- The request:
Print every entry exactly as written.

[Begin Material shown]

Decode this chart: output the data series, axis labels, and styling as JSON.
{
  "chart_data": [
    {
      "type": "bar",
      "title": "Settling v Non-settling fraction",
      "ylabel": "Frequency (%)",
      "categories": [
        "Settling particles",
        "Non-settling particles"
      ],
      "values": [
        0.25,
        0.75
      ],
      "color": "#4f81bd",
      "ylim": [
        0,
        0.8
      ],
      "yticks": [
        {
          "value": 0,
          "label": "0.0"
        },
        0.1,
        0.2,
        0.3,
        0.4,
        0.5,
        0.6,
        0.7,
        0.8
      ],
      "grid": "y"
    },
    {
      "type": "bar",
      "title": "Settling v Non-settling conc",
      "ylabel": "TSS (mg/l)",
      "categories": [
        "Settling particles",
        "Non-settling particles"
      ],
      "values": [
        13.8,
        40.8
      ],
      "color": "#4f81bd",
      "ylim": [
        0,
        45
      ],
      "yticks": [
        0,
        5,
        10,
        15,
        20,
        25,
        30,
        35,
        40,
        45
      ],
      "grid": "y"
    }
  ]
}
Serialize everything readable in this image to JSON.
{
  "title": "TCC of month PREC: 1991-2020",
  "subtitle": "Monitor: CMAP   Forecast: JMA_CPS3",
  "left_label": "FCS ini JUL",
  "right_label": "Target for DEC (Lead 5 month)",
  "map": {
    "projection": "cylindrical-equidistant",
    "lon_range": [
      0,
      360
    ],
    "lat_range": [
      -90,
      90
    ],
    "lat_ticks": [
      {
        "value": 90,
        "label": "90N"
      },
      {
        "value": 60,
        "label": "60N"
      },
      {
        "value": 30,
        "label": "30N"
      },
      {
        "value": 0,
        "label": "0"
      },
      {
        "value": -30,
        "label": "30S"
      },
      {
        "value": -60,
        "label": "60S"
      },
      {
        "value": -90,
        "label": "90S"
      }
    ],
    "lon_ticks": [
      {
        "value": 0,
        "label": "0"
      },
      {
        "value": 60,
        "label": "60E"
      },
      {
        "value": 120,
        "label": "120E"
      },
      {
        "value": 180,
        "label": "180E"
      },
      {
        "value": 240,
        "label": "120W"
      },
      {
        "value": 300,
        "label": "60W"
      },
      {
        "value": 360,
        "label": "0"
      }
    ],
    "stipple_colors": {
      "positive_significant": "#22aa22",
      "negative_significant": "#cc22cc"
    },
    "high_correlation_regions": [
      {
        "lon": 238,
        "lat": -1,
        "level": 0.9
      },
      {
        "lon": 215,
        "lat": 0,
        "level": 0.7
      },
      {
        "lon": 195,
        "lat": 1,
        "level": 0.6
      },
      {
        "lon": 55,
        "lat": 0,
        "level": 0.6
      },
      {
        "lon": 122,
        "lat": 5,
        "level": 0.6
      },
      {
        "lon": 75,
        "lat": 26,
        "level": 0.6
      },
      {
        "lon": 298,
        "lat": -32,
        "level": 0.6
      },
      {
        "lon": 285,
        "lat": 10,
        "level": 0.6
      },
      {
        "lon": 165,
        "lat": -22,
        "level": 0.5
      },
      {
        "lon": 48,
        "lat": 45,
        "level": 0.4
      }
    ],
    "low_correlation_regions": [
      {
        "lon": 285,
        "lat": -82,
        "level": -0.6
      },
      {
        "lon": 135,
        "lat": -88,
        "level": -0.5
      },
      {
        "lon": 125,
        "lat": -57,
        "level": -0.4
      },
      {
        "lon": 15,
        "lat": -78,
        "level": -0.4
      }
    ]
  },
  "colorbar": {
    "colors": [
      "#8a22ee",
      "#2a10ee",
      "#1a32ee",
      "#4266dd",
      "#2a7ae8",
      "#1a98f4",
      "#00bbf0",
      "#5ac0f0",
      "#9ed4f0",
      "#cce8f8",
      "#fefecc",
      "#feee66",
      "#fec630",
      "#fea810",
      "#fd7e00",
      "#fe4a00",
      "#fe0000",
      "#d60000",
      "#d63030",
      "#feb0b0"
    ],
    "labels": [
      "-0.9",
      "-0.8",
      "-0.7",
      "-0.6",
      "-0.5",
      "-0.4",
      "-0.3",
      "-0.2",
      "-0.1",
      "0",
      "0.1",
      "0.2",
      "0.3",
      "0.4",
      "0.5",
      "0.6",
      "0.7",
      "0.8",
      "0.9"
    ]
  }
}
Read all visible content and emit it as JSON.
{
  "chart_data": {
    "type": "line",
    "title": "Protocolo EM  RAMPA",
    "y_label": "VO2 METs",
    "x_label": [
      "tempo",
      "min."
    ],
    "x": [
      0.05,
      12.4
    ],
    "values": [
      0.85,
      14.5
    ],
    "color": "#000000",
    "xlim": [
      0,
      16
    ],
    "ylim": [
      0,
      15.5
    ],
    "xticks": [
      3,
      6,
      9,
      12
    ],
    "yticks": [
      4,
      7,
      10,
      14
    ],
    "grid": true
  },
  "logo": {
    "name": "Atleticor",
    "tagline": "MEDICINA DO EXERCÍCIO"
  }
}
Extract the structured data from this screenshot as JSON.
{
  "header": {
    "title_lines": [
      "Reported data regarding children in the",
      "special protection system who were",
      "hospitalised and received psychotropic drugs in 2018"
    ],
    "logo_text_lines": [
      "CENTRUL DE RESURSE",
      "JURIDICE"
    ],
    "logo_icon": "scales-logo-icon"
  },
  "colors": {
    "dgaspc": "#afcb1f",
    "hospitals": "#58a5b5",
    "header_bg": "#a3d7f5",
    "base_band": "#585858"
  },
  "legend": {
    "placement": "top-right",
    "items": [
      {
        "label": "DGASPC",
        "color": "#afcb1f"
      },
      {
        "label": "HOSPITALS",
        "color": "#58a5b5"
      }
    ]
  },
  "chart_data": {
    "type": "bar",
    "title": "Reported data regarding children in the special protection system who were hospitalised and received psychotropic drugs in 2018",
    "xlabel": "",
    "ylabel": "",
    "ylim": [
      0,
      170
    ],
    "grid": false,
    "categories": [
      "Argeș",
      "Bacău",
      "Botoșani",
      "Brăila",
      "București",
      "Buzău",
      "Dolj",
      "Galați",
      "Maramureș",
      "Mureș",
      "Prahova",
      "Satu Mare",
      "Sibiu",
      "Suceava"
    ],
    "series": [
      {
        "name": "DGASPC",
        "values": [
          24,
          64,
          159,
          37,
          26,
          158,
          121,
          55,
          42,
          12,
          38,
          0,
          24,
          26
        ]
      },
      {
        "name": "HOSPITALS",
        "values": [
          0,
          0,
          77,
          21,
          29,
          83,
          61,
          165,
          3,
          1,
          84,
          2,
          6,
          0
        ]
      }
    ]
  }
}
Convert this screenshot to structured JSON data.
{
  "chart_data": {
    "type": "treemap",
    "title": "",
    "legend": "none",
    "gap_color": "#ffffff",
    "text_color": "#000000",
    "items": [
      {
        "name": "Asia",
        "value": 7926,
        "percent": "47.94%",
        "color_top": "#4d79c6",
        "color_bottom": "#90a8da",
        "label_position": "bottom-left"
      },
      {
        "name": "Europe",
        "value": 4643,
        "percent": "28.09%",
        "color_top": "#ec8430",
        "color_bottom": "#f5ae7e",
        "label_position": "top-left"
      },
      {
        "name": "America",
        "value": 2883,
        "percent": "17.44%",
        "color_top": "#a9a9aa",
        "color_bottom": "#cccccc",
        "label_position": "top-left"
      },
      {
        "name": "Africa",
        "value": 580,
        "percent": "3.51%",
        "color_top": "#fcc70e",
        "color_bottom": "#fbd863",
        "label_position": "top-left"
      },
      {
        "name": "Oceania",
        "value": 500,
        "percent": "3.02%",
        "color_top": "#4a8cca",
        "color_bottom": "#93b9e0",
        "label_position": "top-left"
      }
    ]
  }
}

[End Material shown]

- Right answer:
Decode this chart: output the data series, axis labels, and styling as JSON.
{
  "chart_data": [
    {
      "type": "bar",
      "title": "Settling v Non-settling fraction",
      "ylabel": "Frequency (%)",
      "categories": [
        "Settling particles",
        "Non-settling particles"
      ],
      "values": [
        0.25,
        0.75
      ],
      "color": "#4f81bd",
      "ylim": [
        0,
        0.8
      ],
      "yticks": [
        {
          "value": 0,
          "label": "0.0"
        },
        0.1,
        0.2,
        0.3,
        0.4,
        0.5,
        0.6,
        0.7,
        0.8
      ],
      "grid": "y"
    },
    {
      "type": "bar",
      "title": "Settling v Non-settling conc",
      "ylabel": "TSS (mg/l)",
      "categories": [
        "Settling particles",
        "Non-settling particles"
      ],
      "values": [
        13.8,
        40.8
      ],
      "color": "#4f81bd",
      "ylim": [
        0,
        45
      ],
      "yticks": [
        0,
        5,
        10,
        15,
        20,
        25,
        30,
        35,
        40,
        45
      ],
      "grid": "y"
    }
  ]
}
Serialize everything readable in this image to JSON.
{
  "title": "TCC of month PREC: 1991-2020",
  "subtitle": "Monitor: CMAP   Forecast: JMA_CPS3",
  "left_label": "FCS ini JUL",
  "right_label": "Target for DEC (Lead 5 month)",
  "map": {
    "projection": "cylindrical-equidistant",
    "lon_range": [
      0,
      360
    ],
    "lat_range": [
      -90,
      90
    ],
    "lat_ticks": [
      {
        "value": 90,
        "label": "90N"
      },
      {
        "value": 60,
        "label": "60N"
      },
      {
        "value": 30,
        "label": "30N"
      },
      {
        "value": 0,
        "label": "0"
      },
      {
        "value": -30,
        "label": "30S"
      },
      {
        "value": -60,
        "label": "60S"
      },
      {
        "value": -90,
        "label": "90S"
      }
    ],
    "lon_ticks": [
      {
        "value": 0,
        "label": "0"
      },
      {
        "value": 60,
        "label": "60E"
      },
      {
        "value": 120,
        "label": "120E"
      },
      {
        "value": 180,
        "label": "180E"
      },
      {
        "value": 240,
        "label": "120W"
      },
      {
        "value": 300,
        "label": "60W"
      },
      {
        "value": 360,
        "label": "0"
      }
    ],
    "stipple_colors": {
      "positive_significant": "#22aa22",
      "negative_significant": "#cc22cc"
    },
    "high_correlation_regions": [
      {
        "lon": 238,
        "lat": -1,
        "level": 0.9
      },
      {
        "lon": 215,
        "lat": 0,
        "level": 0.7
      },
      {
        "lon": 195,
        "lat": 1,
        "level": 0.6
      },
      {
        "lon": 55,
        "lat": 0,
        "level": 0.6
      },
      {
        "lon": 122,
        "lat": 5,
        "level": 0.6
      },
      {
        "lon": 75,
        "lat": 26,
        "level": 0.6
      },
      {
        "lon": 298,
        "lat": -32,
        "level": 0.6
      },
      {
        "lon": 285,
        "lat": 10,
        "level": 0.6
      },
      {
        "lon": 165,
        "lat": -22,
        "level": 0.5
      },
      {
        "lon": 48,
        "lat": 45,
        "level": 0.4
      }
    ],
    "low_correlation_regions": [
      {
        "lon": 285,
        "lat": -82,
        "level": -0.6
      },
      {
        "lon": 135,
        "lat": -88,
        "level": -0.5
      },
      {
        "lon": 125,
        "lat": -57,
        "level": -0.4
      },
      {
        "lon": 15,
        "lat": -78,
        "level": -0.4
      }
    ]
  },
  "colorbar": {
    "colors": [
      "#8a22ee",
      "#2a10ee",
      "#1a32ee",
      "#4266dd",
      "#2a7ae8",
      "#1a98f4",
      "#00bbf0",
      "#5ac0f0",
      "#9ed4f0",
      "#cce8f8",
      "#fefecc",
      "#feee66",
      "#fec630",
      "#fea810",
      "#fd7e00",
      "#fe4a00",
      "#fe0000",
      "#d60000",
      "#d63030",
      "#feb0b0"
    ],
    "labels": [
      "-0.9",
      "-0.8",
      "-0.7",
      "-0.6",
      "-0.5",
      "-0.4",
      "-0.3",
      "-0.2",
      "-0.1",
      "0",
      "0.1",
      "0.2",
      "0.3",
      "0.4",
      "0.5",
      "0.6",
      "0.7",
      "0.8",
      "0.9"
    ]
  }
}
Read all visible content and emit it as JSON.
{
  "chart_data": {
    "type": "line",
    "title": "Protocolo EM  RAMPA",
    "y_label": "VO2 METs",
    "x_label": [
      "tempo",
      "min."
    ],
    "x": [
      0.05,
      12.4
    ],
    "values": [
      0.85,
      14.5
    ],
    "color": "#000000",
    "xlim": [
      0,
      16
    ],
    "ylim": [
      0,
      15.5
    ],
    "xticks": [
      3,
      6,
      9,
      12
    ],
    "yticks": [
      4,
      7,
      10,
      14
    ],
    "grid": true
  },
  "logo": {
    "name": "Atleticor",
    "tagline": "MEDICINA DO EXERCÍCIO"
  }
}
Extract the structured data from this screenshot as JSON.
{
  "header": {
    "title_lines": [
      "Reported data regarding children in the",
      "special protection system who were",
      "hospitalised and received psychotropic drugs in 2018"
    ],
    "logo_text_lines": [
      "CENTRUL DE RESURSE",
      "JURIDICE"
    ],
    "logo_icon": "scales-logo-icon"
  },
  "colors": {
    "dgaspc": "#afcb1f",
    "hospitals": "#58a5b5",
    "header_bg": "#a3d7f5",
    "base_band": "#585858"
  },
  "legend": {
    "placement": "top-right",
    "items": [
      {
        "label": "DGASPC",
        "color": "#afcb1f"
      },
      {
        "label": "HOSPITALS",
        "color": "#58a5b5"
      }
    ]
  },
  "chart_data": {
    "type": "bar",
    "title": "Reported data regarding children in the special protection system who were hospitalised and received psychotropic drugs in 2018",
    "xlabel": "",
    "ylabel": "",
    "ylim": [
      0,
      170
    ],
    "grid": false,
    "categories": [
      "Argeș",
      "Bacău",
      "Botoșani",
      "Brăila",
      "București",
      "Buzău",
      "Dolj",
      "Galați",
      "Maramureș",
      "Mureș",
      "Prahova",
      "Satu Mare",
      "Sibiu",
      "Suceava"
    ],
    "series": [
      {
        "name": "DGASPC",
        "values": [
          24,
          64,
          159,
          37,
          26,
          158,
          121,
          55,
          42,
          12,
          38,
          0,
          24,
          26
        ]
      },
      {
        "name": "HOSPITALS",
        "values": [
          0,
          0,
          77,
          21,
          29,
          83,
          61,
          165,
          3,
          1,
          84,
          2,
          6,
          0
        ]
      }
    ]
  }
}
Convert this screenshot to structured JSON data.
{
  "chart_data": {
    "type": "treemap",
    "title": "",
    "legend": "none",
    "gap_color": "#ffffff",
    "text_color": "#000000",
    "items": [
      {
        "name": "Asia",
        "value": 7926,
        "percent": "47.94%",
        "color_top": "#4d79c6",
        "color_bottom": "#90a8da",
        "label_position": "bottom-left"
      },
      {
        "name": "Europe",
        "value": 4643,
        "percent": "28.09%",
        "color_top": "#ec8430",
        "color_bottom": "#f5ae7e",
        "label_position": "top-left"
      },
      {
        "name": "America",
        "value": 2883,
        "percent": "17.44%",
        "color_top": "#a9a9aa",
        "color_bottom": "#cccccc",
        "label_position": "top-left"
      },
      {
        "name": "Africa",
        "value": 580,
        "percent": "3.51%",
        "color_top": "#fcc70e",
        "color_bottom": "#fbd863",
        "label_position": "top-left"
      },
      {
        "name": "Oceania",
        "value": 500,
        "percent": "3.02%",
        "color_top": "#4a8cca",
        "color_bottom": "#93b9e0",
        "label_position": "top-left"
      }
    ]
  }
}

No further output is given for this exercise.